§ **Task goal**
Each line of the listing that contains the word "spotted" is to be copied.

Data records:
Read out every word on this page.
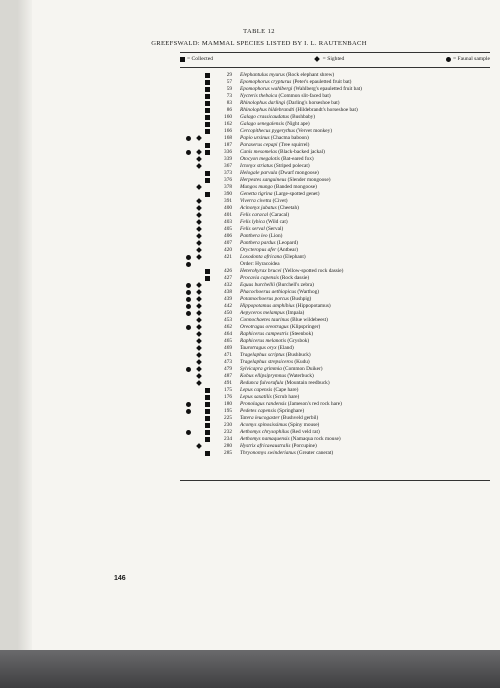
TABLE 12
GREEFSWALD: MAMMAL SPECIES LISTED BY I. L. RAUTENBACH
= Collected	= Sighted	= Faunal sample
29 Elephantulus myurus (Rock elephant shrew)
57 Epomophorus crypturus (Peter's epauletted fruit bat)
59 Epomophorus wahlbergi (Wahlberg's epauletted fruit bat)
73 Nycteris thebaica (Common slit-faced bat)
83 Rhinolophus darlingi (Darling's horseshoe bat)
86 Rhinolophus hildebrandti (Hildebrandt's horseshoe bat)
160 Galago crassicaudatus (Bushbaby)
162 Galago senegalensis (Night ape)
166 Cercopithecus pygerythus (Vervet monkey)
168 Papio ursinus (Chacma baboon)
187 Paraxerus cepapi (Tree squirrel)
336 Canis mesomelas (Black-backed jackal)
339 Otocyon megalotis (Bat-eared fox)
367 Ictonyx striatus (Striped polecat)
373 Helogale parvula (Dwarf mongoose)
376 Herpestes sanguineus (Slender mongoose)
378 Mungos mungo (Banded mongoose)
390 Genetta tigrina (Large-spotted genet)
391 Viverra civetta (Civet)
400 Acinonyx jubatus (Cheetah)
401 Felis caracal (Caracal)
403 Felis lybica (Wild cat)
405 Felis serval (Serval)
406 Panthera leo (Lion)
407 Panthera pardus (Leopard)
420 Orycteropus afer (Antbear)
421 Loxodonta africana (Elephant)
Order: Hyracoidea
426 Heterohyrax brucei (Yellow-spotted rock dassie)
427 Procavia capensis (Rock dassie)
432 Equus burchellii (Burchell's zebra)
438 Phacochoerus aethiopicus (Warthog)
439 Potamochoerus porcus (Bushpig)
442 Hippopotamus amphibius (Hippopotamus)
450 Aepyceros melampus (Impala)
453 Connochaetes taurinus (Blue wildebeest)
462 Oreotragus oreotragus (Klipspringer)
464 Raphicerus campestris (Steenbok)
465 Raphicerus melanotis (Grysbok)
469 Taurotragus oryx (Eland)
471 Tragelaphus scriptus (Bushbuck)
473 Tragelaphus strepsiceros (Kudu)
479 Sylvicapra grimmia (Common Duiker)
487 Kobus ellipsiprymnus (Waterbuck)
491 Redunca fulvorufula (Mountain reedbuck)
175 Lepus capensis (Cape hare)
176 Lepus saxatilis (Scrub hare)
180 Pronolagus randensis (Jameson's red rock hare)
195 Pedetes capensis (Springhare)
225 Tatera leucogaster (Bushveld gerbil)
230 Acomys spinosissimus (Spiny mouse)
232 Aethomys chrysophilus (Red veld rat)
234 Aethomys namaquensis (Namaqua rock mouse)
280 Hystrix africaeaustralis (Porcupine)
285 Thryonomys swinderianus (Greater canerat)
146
* * *
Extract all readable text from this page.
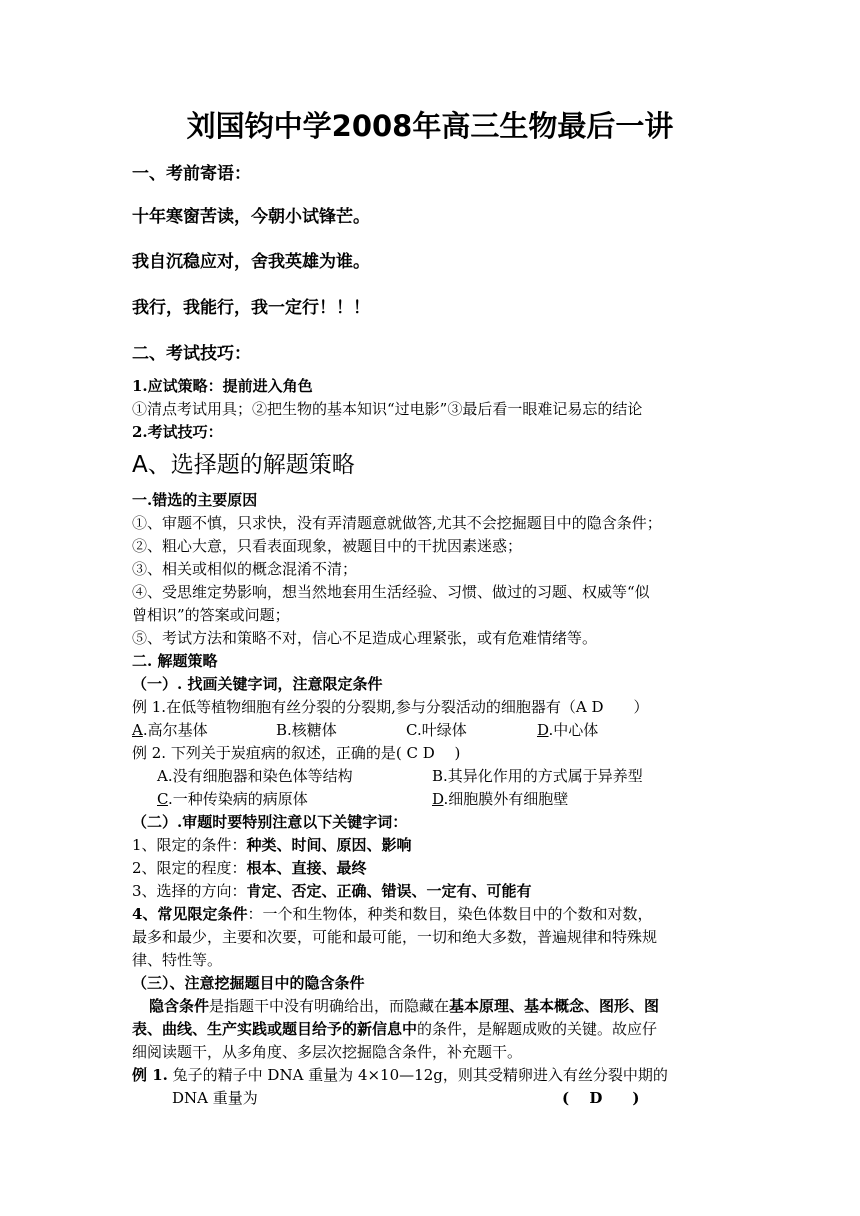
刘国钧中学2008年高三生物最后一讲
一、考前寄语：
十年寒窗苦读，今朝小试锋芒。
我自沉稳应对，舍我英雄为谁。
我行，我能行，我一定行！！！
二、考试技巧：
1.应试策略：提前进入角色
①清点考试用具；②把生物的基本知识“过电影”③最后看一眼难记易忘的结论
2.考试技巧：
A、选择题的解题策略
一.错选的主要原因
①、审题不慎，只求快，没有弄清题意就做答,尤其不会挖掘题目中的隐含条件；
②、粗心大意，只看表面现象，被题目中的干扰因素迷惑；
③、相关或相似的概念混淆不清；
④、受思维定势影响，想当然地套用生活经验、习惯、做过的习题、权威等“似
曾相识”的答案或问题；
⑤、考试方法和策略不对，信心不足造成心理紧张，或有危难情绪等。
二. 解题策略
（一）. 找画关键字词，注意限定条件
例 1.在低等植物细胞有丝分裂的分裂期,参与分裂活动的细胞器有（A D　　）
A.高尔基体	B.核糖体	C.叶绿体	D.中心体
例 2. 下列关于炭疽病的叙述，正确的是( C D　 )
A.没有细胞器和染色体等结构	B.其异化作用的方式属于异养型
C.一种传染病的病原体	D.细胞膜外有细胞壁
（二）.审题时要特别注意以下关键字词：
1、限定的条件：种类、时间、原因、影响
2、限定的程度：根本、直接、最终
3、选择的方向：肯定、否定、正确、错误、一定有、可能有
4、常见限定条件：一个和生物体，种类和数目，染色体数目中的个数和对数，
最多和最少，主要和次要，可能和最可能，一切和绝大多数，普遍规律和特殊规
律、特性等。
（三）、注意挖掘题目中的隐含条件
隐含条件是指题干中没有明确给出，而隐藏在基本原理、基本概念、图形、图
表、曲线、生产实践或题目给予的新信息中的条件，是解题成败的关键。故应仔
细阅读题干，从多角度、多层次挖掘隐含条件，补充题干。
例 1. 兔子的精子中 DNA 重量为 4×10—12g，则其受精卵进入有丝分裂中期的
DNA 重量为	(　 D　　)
==
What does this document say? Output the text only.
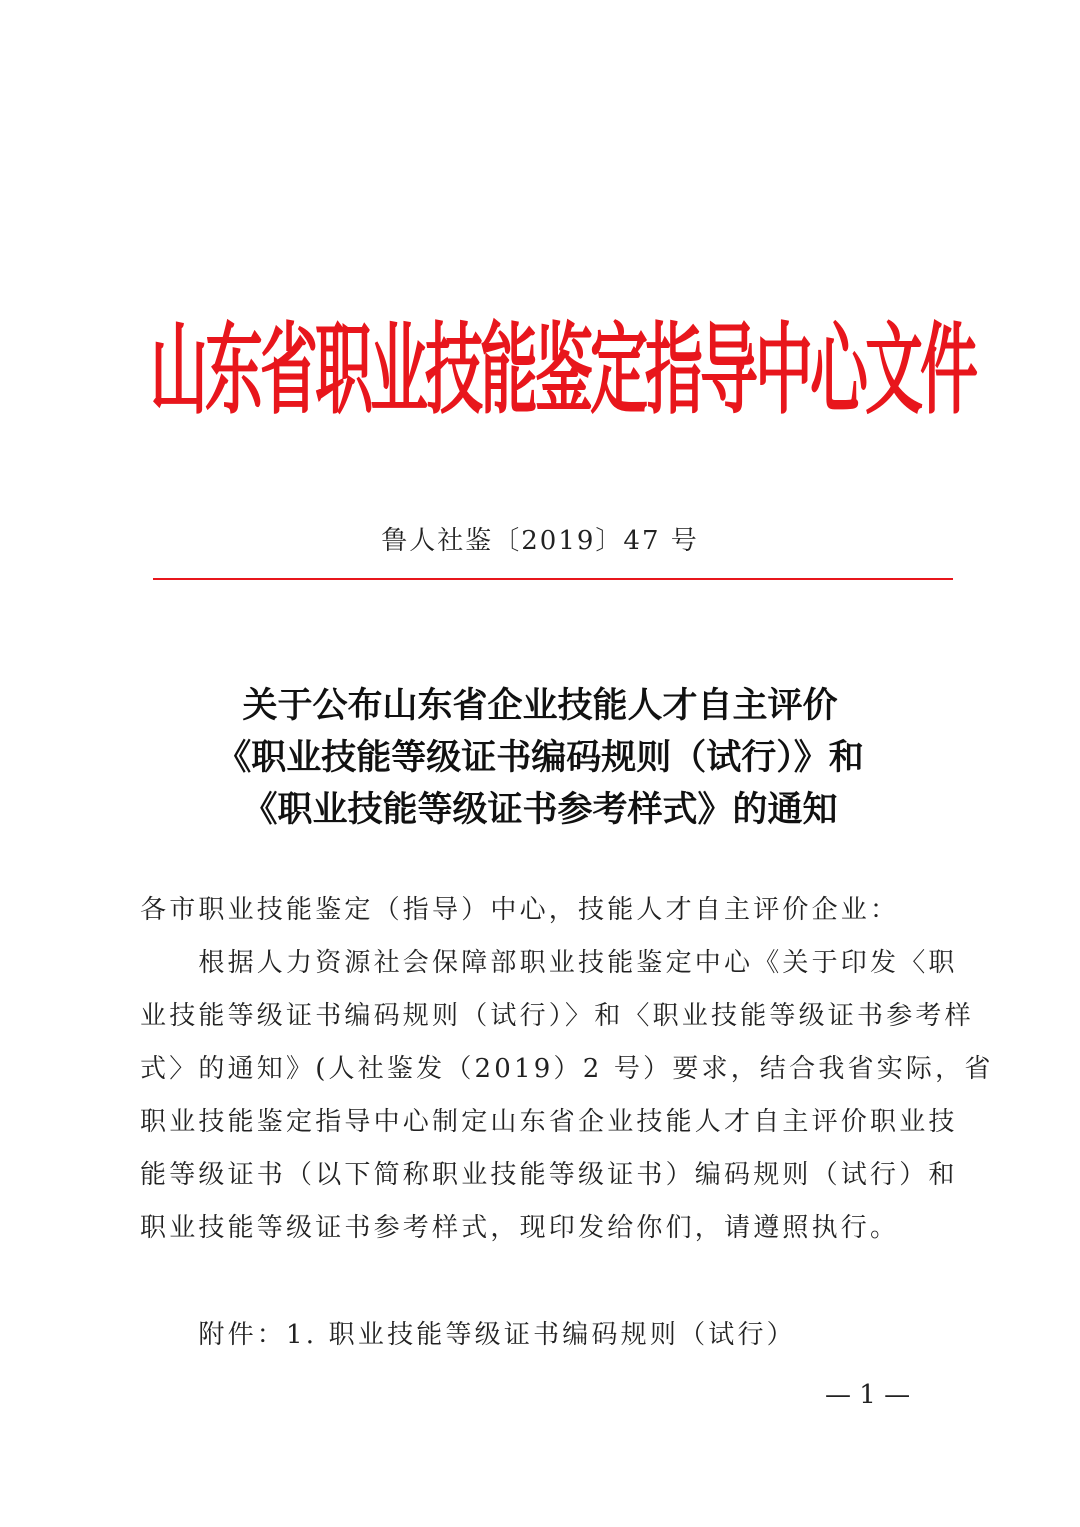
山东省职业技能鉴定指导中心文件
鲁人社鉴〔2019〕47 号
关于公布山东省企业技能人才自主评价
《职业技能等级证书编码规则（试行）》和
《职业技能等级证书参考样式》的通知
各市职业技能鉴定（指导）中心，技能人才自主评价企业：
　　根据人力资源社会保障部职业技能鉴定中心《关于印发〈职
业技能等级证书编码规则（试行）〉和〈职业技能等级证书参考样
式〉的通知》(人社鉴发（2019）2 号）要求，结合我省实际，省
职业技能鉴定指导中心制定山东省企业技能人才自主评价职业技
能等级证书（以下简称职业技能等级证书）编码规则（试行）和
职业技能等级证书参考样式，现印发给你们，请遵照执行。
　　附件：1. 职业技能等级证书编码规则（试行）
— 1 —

§ **The result**
390 Genetta tigrina (Large-spotted genet)
426 Heterohyrax brucei (Yellow-spotted rock dassie)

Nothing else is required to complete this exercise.